-- start of Records for this task --

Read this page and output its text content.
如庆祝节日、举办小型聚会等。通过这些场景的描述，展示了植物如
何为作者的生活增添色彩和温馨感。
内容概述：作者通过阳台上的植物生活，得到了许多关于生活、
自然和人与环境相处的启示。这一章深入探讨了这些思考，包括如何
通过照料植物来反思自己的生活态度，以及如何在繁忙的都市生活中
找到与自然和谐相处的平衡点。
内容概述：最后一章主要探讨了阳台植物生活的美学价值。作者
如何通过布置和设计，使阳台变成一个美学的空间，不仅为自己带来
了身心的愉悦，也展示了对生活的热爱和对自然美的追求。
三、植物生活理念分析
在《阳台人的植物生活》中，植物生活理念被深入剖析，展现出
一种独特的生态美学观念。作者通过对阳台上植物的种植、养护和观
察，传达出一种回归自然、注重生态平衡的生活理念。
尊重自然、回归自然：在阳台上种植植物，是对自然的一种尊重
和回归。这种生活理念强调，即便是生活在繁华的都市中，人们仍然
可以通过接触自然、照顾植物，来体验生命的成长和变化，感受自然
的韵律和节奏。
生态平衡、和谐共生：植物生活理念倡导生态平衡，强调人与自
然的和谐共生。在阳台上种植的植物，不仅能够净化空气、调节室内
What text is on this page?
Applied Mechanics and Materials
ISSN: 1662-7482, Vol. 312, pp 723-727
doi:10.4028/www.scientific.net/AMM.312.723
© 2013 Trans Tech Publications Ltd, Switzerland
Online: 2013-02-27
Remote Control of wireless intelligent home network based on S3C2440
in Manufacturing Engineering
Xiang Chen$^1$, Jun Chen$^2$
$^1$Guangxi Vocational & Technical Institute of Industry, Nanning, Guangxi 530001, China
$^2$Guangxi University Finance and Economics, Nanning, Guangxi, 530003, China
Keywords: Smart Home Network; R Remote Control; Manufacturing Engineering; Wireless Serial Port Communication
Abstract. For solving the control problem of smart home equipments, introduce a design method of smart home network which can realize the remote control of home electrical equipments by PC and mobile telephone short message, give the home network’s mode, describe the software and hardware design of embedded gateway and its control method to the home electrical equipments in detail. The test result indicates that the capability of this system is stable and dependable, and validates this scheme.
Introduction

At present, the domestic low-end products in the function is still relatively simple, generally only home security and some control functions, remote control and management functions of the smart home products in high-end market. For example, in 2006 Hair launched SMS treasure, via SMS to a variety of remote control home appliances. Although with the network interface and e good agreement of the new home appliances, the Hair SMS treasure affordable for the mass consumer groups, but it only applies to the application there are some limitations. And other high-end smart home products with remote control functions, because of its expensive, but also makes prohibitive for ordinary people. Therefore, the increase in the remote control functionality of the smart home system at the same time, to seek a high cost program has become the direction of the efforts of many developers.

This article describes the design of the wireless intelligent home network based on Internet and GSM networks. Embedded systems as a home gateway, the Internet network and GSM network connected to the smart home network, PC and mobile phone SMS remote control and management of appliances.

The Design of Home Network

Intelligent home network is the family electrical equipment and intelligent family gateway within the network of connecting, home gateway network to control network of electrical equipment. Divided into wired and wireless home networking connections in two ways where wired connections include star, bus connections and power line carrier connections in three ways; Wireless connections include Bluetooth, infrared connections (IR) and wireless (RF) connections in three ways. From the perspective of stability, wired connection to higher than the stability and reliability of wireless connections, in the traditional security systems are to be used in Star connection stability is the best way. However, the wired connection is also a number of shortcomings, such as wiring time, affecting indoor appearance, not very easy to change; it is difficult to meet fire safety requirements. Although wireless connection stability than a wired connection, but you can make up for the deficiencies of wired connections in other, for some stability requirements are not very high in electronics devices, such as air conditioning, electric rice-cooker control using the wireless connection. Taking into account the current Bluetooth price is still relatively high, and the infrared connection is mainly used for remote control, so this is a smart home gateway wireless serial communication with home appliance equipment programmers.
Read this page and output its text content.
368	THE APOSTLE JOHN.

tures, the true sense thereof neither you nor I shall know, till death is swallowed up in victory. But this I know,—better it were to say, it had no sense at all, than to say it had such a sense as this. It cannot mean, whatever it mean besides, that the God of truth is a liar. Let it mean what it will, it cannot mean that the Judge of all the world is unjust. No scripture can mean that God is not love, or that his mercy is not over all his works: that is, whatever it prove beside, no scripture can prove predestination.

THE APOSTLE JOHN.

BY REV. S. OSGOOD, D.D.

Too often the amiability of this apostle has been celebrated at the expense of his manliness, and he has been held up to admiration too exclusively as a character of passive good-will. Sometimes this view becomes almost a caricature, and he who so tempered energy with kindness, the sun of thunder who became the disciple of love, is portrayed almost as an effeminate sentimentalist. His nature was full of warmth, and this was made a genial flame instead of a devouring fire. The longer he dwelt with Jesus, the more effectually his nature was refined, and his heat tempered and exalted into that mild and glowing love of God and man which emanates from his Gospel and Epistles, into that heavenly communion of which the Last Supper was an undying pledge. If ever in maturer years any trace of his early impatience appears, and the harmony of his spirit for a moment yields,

-- end of Records for this task --

### Short task
Give the entries again in full, exactly as they are written.

### The completed task
Read this page and output its text content.
如庆祝节日、举办小型聚会等。通过这些场景的描述，展示了植物如
何为作者的生活增添色彩和温馨感。
内容概述：作者通过阳台上的植物生活，得到了许多关于生活、
自然和人与环境相处的启示。这一章深入探讨了这些思考，包括如何
通过照料植物来反思自己的生活态度，以及如何在繁忙的都市生活中
找到与自然和谐相处的平衡点。
内容概述：最后一章主要探讨了阳台植物生活的美学价值。作者
如何通过布置和设计，使阳台变成一个美学的空间，不仅为自己带来
了身心的愉悦，也展示了对生活的热爱和对自然美的追求。
三、植物生活理念分析
在《阳台人的植物生活》中，植物生活理念被深入剖析，展现出
一种独特的生态美学观念。作者通过对阳台上植物的种植、养护和观
察，传达出一种回归自然、注重生态平衡的生活理念。
尊重自然、回归自然：在阳台上种植植物，是对自然的一种尊重
和回归。这种生活理念强调，即便是生活在繁华的都市中，人们仍然
可以通过接触自然、照顾植物，来体验生命的成长和变化，感受自然
的韵律和节奏。
生态平衡、和谐共生：植物生活理念倡导生态平衡，强调人与自
然的和谐共生。在阳台上种植的植物，不仅能够净化空气、调节室内
What text is on this page?
Applied Mechanics and Materials
ISSN: 1662-7482, Vol. 312, pp 723-727
doi:10.4028/www.scientific.net/AMM.312.723
© 2013 Trans Tech Publications Ltd, Switzerland
Online: 2013-02-27
Remote Control of wireless intelligent home network based on S3C2440
in Manufacturing Engineering
Xiang Chen$^1$, Jun Chen$^2$
$^1$Guangxi Vocational & Technical Institute of Industry, Nanning, Guangxi 530001, China
$^2$Guangxi University Finance and Economics, Nanning, Guangxi, 530003, China
Keywords: Smart Home Network; R Remote Control; Manufacturing Engineering; Wireless Serial Port Communication
Abstract. For solving the control problem of smart home equipments, introduce a design method of smart home network which can realize the remote control of home electrical equipments by PC and mobile telephone short message, give the home network’s mode, describe the software and hardware design of embedded gateway and its control method to the home electrical equipments in detail. The test result indicates that the capability of this system is stable and dependable, and validates this scheme.
Introduction

At present, the domestic low-end products in the function is still relatively simple, generally only home security and some control functions, remote control and management functions of the smart home products in high-end market. For example, in 2006 Hair launched SMS treasure, via SMS to a variety of remote control home appliances. Although with the network interface and e good agreement of the new home appliances, the Hair SMS treasure affordable for the mass consumer groups, but it only applies to the application there are some limitations. And other high-end smart home products with remote control functions, because of its expensive, but also makes prohibitive for ordinary people. Therefore, the increase in the remote control functionality of the smart home system at the same time, to seek a high cost program has become the direction of the efforts of many developers.

This article describes the design of the wireless intelligent home network based on Internet and GSM networks. Embedded systems as a home gateway, the Internet network and GSM network connected to the smart home network, PC and mobile phone SMS remote control and management of appliances.

The Design of Home Network

Intelligent home network is the family electrical equipment and intelligent family gateway within the network of connecting, home gateway network to control network of electrical equipment. Divided into wired and wireless home networking connections in two ways where wired connections include star, bus connections and power line carrier connections in three ways; Wireless connections include Bluetooth, infrared connections (IR) and wireless (RF) connections in three ways. From the perspective of stability, wired connection to higher than the stability and reliability of wireless connections, in the traditional security systems are to be used in Star connection stability is the best way. However, the wired connection is also a number of shortcomings, such as wiring time, affecting indoor appearance, not very easy to change; it is difficult to meet fire safety requirements. Although wireless connection stability than a wired connection, but you can make up for the deficiencies of wired connections in other, for some stability requirements are not very high in electronics devices, such as air conditioning, electric rice-cooker control using the wireless connection. Taking into account the current Bluetooth price is still relatively high, and the infrared connection is mainly used for remote control, so this is a smart home gateway wireless serial communication with home appliance equipment programmers.
Read this page and output its text content.
368	THE APOSTLE JOHN.

tures, the true sense thereof neither you nor I shall know, till death is swallowed up in victory. But this I know,—better it were to say, it had no sense at all, than to say it had such a sense as this. It cannot mean, whatever it mean besides, that the God of truth is a liar. Let it mean what it will, it cannot mean that the Judge of all the world is unjust. No scripture can mean that God is not love, or that his mercy is not over all his works: that is, whatever it prove beside, no scripture can prove predestination.

THE APOSTLE JOHN.

BY REV. S. OSGOOD, D.D.

Too often the amiability of this apostle has been celebrated at the expense of his manliness, and he has been held up to admiration too exclusively as a character of passive good-will. Sometimes this view becomes almost a caricature, and he who so tempered energy with kindness, the sun of thunder who became the disciple of love, is portrayed almost as an effeminate sentimentalist. His nature was full of warmth, and this was made a genial flame instead of a devouring fire. The longer he dwelt with Jesus, the more effectually his nature was refined, and his heat tempered and exalted into that mild and glowing love of God and man which emanates from his Gospel and Epistles, into that heavenly communion of which the Last Supper was an undying pledge. If ever in maturer years any trace of his early impatience appears, and the harmony of his spirit for a moment yields,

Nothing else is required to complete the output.